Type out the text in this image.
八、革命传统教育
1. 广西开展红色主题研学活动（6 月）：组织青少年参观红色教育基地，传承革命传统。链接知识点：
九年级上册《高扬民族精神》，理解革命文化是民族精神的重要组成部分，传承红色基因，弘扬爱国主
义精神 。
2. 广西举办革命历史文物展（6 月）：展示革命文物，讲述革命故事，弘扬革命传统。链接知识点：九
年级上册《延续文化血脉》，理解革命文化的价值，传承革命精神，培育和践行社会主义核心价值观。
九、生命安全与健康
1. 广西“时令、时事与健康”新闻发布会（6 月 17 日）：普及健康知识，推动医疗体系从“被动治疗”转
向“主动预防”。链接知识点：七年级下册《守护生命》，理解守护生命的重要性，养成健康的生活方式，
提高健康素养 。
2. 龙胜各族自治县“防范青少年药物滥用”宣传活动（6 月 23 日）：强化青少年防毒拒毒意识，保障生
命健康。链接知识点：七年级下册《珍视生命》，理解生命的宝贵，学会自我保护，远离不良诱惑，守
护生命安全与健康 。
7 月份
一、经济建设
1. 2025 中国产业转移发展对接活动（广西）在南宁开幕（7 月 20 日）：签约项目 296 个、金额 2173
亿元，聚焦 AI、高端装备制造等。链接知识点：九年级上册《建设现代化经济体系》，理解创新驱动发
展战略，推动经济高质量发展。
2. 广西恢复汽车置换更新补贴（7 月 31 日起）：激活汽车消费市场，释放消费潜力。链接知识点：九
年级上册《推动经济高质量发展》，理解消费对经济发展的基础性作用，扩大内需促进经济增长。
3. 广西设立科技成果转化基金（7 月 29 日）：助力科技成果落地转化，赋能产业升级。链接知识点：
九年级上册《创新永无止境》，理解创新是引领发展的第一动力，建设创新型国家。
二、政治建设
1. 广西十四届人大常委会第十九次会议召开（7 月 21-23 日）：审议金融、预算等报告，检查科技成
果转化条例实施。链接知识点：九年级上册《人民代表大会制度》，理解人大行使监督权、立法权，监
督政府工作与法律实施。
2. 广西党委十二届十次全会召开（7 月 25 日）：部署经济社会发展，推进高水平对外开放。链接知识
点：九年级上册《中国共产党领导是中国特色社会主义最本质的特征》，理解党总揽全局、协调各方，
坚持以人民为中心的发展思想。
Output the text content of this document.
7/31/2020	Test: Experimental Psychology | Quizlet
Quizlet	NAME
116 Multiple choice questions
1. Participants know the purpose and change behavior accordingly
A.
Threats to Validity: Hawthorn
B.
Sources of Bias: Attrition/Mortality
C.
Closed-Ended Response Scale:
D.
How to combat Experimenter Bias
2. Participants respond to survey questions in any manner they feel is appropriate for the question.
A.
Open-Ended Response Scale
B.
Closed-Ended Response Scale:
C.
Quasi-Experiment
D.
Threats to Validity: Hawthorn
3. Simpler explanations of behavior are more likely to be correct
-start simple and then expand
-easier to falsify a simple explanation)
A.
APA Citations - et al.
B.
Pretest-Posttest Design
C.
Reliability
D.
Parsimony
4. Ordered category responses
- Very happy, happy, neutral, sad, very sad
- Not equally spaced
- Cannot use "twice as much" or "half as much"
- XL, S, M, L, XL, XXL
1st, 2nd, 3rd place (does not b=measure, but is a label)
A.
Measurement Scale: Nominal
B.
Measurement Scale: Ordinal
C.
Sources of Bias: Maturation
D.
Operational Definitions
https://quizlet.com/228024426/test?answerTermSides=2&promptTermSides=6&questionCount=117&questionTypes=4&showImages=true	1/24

▸ Stated goal
Repeat the lines above exactly.

▸ Solution
Type out the text in this image.
八、革命传统教育
1. 广西开展红色主题研学活动（6 月）：组织青少年参观红色教育基地，传承革命传统。链接知识点：
九年级上册《高扬民族精神》，理解革命文化是民族精神的重要组成部分，传承红色基因，弘扬爱国主
义精神 。
2. 广西举办革命历史文物展（6 月）：展示革命文物，讲述革命故事，弘扬革命传统。链接知识点：九
年级上册《延续文化血脉》，理解革命文化的价值，传承革命精神，培育和践行社会主义核心价值观。
九、生命安全与健康
1. 广西“时令、时事与健康”新闻发布会（6 月 17 日）：普及健康知识，推动医疗体系从“被动治疗”转
向“主动预防”。链接知识点：七年级下册《守护生命》，理解守护生命的重要性，养成健康的生活方式，
提高健康素养 。
2. 龙胜各族自治县“防范青少年药物滥用”宣传活动（6 月 23 日）：强化青少年防毒拒毒意识，保障生
命健康。链接知识点：七年级下册《珍视生命》，理解生命的宝贵，学会自我保护，远离不良诱惑，守
护生命安全与健康 。
7 月份
一、经济建设
1. 2025 中国产业转移发展对接活动（广西）在南宁开幕（7 月 20 日）：签约项目 296 个、金额 2173
亿元，聚焦 AI、高端装备制造等。链接知识点：九年级上册《建设现代化经济体系》，理解创新驱动发
展战略，推动经济高质量发展。
2. 广西恢复汽车置换更新补贴（7 月 31 日起）：激活汽车消费市场，释放消费潜力。链接知识点：九
年级上册《推动经济高质量发展》，理解消费对经济发展的基础性作用，扩大内需促进经济增长。
3. 广西设立科技成果转化基金（7 月 29 日）：助力科技成果落地转化，赋能产业升级。链接知识点：
九年级上册《创新永无止境》，理解创新是引领发展的第一动力，建设创新型国家。
二、政治建设
1. 广西十四届人大常委会第十九次会议召开（7 月 21-23 日）：审议金融、预算等报告，检查科技成
果转化条例实施。链接知识点：九年级上册《人民代表大会制度》，理解人大行使监督权、立法权，监
督政府工作与法律实施。
2. 广西党委十二届十次全会召开（7 月 25 日）：部署经济社会发展，推进高水平对外开放。链接知识
点：九年级上册《中国共产党领导是中国特色社会主义最本质的特征》，理解党总揽全局、协调各方，
坚持以人民为中心的发展思想。
Output the text content of this document.
7/31/2020	Test: Experimental Psychology | Quizlet
Quizlet	NAME
116 Multiple choice questions
1. Participants know the purpose and change behavior accordingly
A.
Threats to Validity: Hawthorn
B.
Sources of Bias: Attrition/Mortality
C.
Closed-Ended Response Scale:
D.
How to combat Experimenter Bias
2. Participants respond to survey questions in any manner they feel is appropriate for the question.
A.
Open-Ended Response Scale
B.
Closed-Ended Response Scale:
C.
Quasi-Experiment
D.
Threats to Validity: Hawthorn
3. Simpler explanations of behavior are more likely to be correct
-start simple and then expand
-easier to falsify a simple explanation)
A.
APA Citations - et al.
B.
Pretest-Posttest Design
C.
Reliability
D.
Parsimony
4. Ordered category responses
- Very happy, happy, neutral, sad, very sad
- Not equally spaced
- Cannot use "twice as much" or "half as much"
- XL, S, M, L, XL, XXL
1st, 2nd, 3rd place (does not b=measure, but is a label)
A.
Measurement Scale: Nominal
B.
Measurement Scale: Ordinal
C.
Sources of Bias: Maturation
D.
Operational Definitions
https://quizlet.com/228024426/test?answerTermSides=2&promptTermSides=6&questionCount=117&questionTypes=4&showImages=true	1/24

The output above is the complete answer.